Will you write out the data exactly, excluding every picture?

=====

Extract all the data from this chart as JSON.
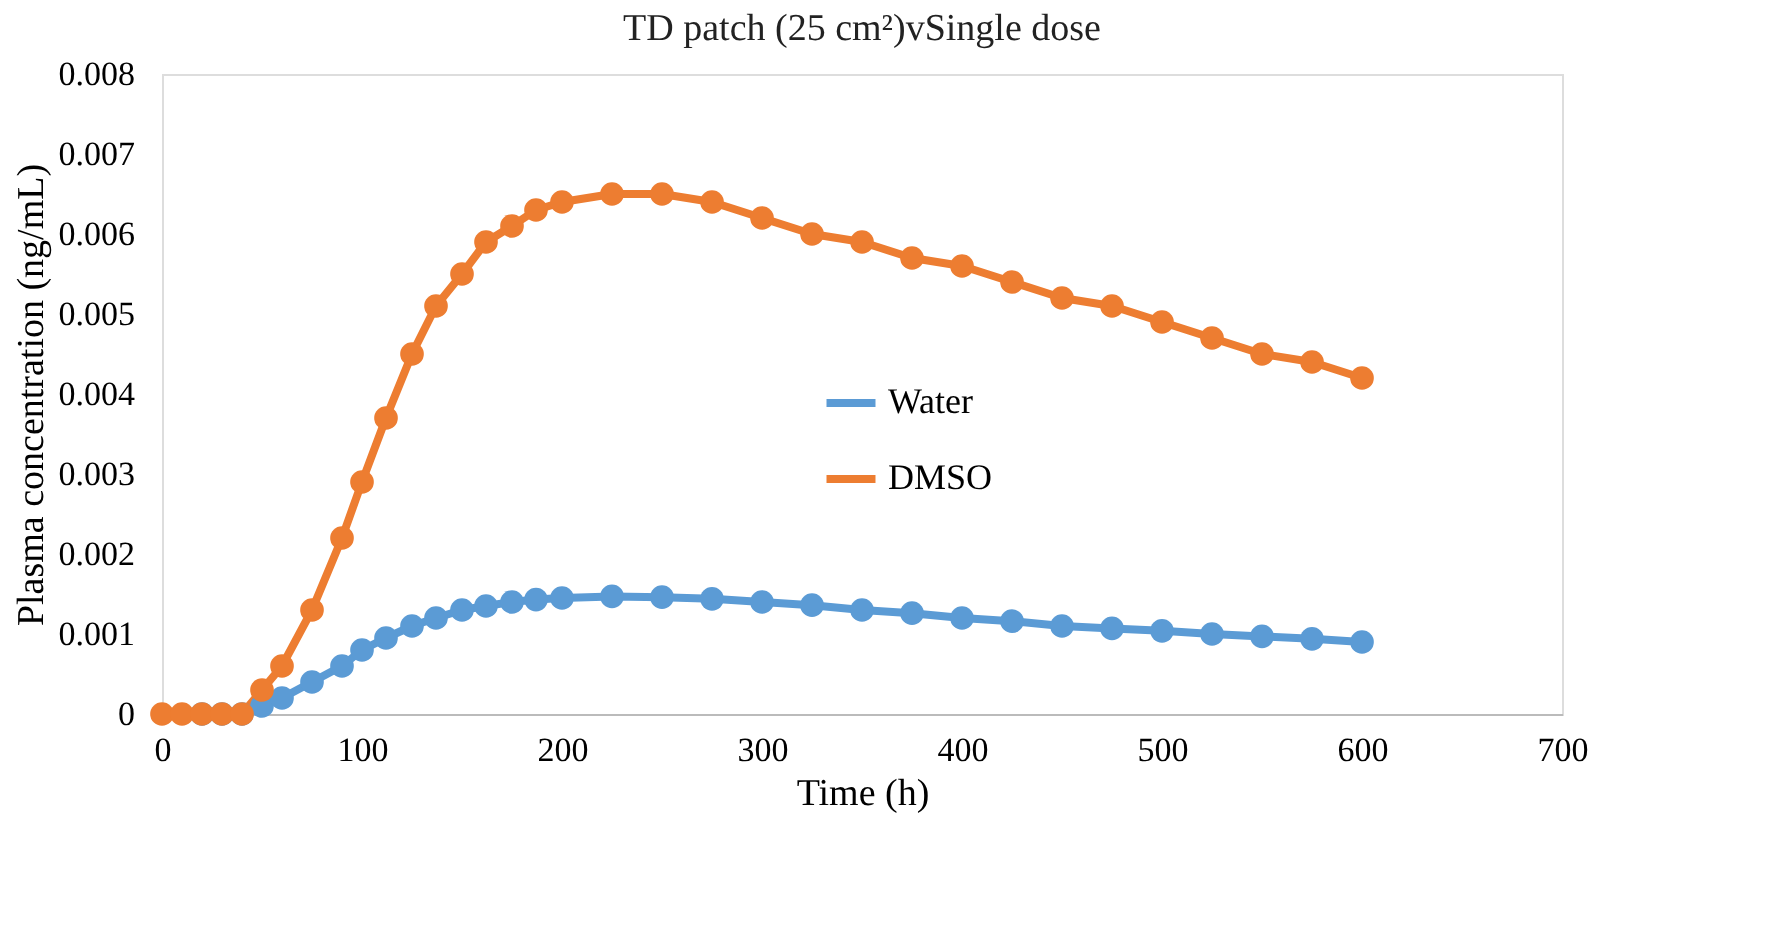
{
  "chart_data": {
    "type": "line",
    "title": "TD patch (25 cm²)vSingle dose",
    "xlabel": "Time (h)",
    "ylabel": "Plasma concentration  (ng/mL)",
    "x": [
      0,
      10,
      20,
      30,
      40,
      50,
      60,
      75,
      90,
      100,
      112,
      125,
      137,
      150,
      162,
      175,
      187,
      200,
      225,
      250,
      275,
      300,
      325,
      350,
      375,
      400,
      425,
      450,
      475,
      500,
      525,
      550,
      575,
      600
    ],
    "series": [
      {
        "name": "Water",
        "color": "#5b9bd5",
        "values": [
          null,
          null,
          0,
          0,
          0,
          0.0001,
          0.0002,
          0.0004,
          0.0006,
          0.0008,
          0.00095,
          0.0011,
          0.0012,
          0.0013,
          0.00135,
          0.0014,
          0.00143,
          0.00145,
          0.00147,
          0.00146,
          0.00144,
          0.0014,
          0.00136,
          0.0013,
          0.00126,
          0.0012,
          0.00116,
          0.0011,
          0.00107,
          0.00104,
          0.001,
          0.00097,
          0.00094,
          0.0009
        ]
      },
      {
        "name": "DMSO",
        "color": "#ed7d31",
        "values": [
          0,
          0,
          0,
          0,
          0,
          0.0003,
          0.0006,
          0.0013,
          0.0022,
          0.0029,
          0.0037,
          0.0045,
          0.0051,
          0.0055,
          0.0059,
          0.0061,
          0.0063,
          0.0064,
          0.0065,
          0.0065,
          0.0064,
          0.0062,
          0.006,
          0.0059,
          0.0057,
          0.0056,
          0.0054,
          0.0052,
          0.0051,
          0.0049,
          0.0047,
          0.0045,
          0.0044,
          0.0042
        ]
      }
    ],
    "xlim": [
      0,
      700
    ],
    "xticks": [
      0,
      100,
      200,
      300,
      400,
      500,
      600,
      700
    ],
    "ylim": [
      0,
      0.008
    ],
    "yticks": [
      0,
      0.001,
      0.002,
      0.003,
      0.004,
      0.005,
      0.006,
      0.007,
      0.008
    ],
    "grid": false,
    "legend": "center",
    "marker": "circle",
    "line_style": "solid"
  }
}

=====

▶ SOLVED PROBLEM
Extract all the data from this chart as JSON.
{
  "chart_data": {
    "type": "line",
    "title": "TD patch (25 cm²)vSingle dose",
    "xlabel": "Time (h)",
    "ylabel": "Plasma concentration  (ng/mL)",
    "x": [
      0,
      10,
      20,
      30,
      40,
      50,
      60,
      75,
      90,
      100,
      112,
      125,
      137,
      150,
      162,
      175,
      187,
      200,
      225,
      250,
      275,
      300,
      325,
      350,
      375,
      400,
      425,
      450,
      475,
      500,
      525,
      550,
      575,
      600
    ],
    "series": [
      {
        "name": "Water",
        "color": "#5b9bd5",
        "values": [
          null,
          null,
          0,
          0,
          0,
          0.0001,
          0.0002,
          0.0004,
          0.0006,
          0.0008,
          0.00095,
          0.0011,
          0.0012,
          0.0013,
          0.00135,
          0.0014,
          0.00143,
          0.00145,
          0.00147,
          0.00146,
          0.00144,
          0.0014,
          0.00136,
          0.0013,
          0.00126,
          0.0012,
          0.00116,
          0.0011,
          0.00107,
          0.00104,
          0.001,
          0.00097,
          0.00094,
          0.0009
        ]
      },
      {
        "name": "DMSO",
        "color": "#ed7d31",
        "values": [
          0,
          0,
          0,
          0,
          0,
          0.0003,
          0.0006,
          0.0013,
          0.0022,
          0.0029,
          0.0037,
          0.0045,
          0.0051,
          0.0055,
          0.0059,
          0.0061,
          0.0063,
          0.0064,
          0.0065,
          0.0065,
          0.0064,
          0.0062,
          0.006,
          0.0059,
          0.0057,
          0.0056,
          0.0054,
          0.0052,
          0.0051,
          0.0049,
          0.0047,
          0.0045,
          0.0044,
          0.0042
        ]
      }
    ],
    "xlim": [
      0,
      700
    ],
    "xticks": [
      0,
      100,
      200,
      300,
      400,
      500,
      600,
      700
    ],
    "ylim": [
      0,
      0.008
    ],
    "yticks": [
      0,
      0.001,
      0.002,
      0.003,
      0.004,
      0.005,
      0.006,
      0.007,
      0.008
    ],
    "grid": false,
    "legend": "center",
    "marker": "circle",
    "line_style": "solid"
  }
}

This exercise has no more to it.